Transcribe the records verbatim, starting at the line containing "code-line: </div> <box>309 314 356 320</box>" and ending at the line containing "channel-fader[interactable] <box>659 191", with both of those lines included.

* _Working data_
━━━━━━━━━━━━━━━━━━━━
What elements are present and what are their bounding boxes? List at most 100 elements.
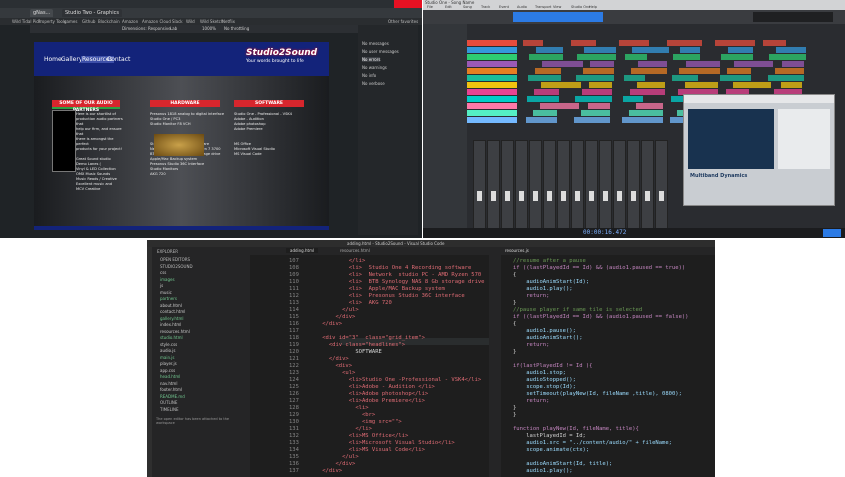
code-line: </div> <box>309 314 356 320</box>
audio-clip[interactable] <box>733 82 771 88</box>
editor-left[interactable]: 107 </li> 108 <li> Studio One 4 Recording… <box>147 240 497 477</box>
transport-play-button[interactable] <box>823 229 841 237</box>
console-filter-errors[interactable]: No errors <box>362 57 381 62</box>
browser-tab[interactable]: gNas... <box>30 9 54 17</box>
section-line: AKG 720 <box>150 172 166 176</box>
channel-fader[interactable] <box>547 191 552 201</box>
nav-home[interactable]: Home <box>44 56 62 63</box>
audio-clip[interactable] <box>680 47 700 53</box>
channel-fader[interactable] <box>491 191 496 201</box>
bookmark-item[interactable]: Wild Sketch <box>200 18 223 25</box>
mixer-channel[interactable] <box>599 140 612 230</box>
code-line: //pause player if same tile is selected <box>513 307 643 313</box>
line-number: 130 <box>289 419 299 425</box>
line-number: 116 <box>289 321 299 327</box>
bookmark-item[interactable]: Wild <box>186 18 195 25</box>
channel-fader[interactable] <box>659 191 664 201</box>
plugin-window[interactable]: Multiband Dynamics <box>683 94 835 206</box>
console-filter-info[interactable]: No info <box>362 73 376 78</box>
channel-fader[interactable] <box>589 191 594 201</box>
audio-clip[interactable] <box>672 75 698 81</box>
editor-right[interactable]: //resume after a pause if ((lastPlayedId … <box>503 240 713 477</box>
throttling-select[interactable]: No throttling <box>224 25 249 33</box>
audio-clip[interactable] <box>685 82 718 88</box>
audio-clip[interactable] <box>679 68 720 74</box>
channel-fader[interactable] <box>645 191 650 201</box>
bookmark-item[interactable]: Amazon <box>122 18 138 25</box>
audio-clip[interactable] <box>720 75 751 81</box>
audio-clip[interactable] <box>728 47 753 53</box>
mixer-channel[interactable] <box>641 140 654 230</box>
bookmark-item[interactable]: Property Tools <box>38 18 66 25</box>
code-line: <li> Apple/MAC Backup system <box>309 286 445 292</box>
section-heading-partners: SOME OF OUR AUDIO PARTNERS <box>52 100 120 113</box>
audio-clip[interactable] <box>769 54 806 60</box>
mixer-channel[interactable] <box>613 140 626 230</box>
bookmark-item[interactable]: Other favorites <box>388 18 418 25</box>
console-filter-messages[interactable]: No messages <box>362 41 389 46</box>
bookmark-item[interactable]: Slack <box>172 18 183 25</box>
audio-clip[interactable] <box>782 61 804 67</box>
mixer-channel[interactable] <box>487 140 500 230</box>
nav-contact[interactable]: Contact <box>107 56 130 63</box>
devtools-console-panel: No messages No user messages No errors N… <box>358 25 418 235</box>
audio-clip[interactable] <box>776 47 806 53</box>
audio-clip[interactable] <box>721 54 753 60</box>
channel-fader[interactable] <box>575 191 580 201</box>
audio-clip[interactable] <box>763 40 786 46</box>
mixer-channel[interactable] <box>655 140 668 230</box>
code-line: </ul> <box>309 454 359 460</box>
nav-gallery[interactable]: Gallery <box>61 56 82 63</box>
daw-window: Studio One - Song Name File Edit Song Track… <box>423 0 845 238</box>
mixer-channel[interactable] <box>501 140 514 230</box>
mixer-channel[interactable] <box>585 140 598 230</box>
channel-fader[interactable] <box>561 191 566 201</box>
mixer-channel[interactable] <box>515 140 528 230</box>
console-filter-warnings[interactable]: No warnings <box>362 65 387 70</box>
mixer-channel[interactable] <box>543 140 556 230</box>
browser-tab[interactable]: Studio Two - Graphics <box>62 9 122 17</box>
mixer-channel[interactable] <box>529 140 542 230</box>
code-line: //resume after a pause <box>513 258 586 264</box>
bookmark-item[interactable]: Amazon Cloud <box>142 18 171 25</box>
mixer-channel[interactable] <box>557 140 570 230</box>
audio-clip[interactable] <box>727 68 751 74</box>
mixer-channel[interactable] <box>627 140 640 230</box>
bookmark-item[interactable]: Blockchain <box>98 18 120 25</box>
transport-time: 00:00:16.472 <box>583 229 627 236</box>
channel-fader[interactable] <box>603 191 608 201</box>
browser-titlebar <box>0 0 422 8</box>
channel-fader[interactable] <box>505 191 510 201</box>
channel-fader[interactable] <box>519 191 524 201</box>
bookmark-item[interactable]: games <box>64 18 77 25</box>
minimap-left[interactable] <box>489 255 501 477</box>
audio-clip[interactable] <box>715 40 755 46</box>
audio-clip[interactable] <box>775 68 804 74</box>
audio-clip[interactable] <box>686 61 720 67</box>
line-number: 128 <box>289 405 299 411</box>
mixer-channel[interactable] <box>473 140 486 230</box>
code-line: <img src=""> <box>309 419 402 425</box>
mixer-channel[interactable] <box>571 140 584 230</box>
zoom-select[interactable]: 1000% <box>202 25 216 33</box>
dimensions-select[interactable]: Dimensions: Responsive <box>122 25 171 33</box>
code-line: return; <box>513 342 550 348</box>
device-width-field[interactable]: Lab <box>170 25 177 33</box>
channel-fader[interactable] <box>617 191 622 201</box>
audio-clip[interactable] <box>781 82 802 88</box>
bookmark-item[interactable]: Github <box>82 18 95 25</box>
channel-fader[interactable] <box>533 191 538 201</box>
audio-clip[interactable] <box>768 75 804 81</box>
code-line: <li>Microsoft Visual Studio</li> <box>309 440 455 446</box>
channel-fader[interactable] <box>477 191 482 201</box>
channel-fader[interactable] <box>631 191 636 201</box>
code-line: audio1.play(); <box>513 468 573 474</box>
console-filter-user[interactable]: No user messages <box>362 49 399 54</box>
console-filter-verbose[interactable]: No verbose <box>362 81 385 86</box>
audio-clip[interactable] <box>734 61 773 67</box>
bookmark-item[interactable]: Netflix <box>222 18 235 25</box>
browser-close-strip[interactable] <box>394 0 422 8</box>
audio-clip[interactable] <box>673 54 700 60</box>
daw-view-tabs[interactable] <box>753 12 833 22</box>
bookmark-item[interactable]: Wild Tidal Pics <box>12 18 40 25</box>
━━━━━━━━━━━━━━━━━━━━
* _Output of the exercise_
code-line: </div> <box>309 314 356 320</box>
audio-clip[interactable] <box>733 82 771 88</box>
editor-left[interactable]: 107 </li> 108 <li> Studio One 4 Recording… <box>147 240 497 477</box>
transport-play-button[interactable] <box>823 229 841 237</box>
console-filter-errors[interactable]: No errors <box>362 57 381 62</box>
browser-tab[interactable]: gNas... <box>30 9 54 17</box>
section-line: AKG 720 <box>150 172 166 176</box>
channel-fader[interactable] <box>547 191 552 201</box>
nav-home[interactable]: Home <box>44 56 62 63</box>
audio-clip[interactable] <box>680 47 700 53</box>
channel-fader[interactable] <box>491 191 496 201</box>
bookmark-item[interactable]: Wild Sketch <box>200 18 223 25</box>
mixer-channel[interactable] <box>599 140 612 230</box>
code-line: //pause player if same tile is selected <box>513 307 643 313</box>
line-number: 130 <box>289 419 299 425</box>
line-number: 116 <box>289 321 299 327</box>
bookmark-item[interactable]: Wild <box>186 18 195 25</box>
channel-fader[interactable] <box>659 191 664 201</box>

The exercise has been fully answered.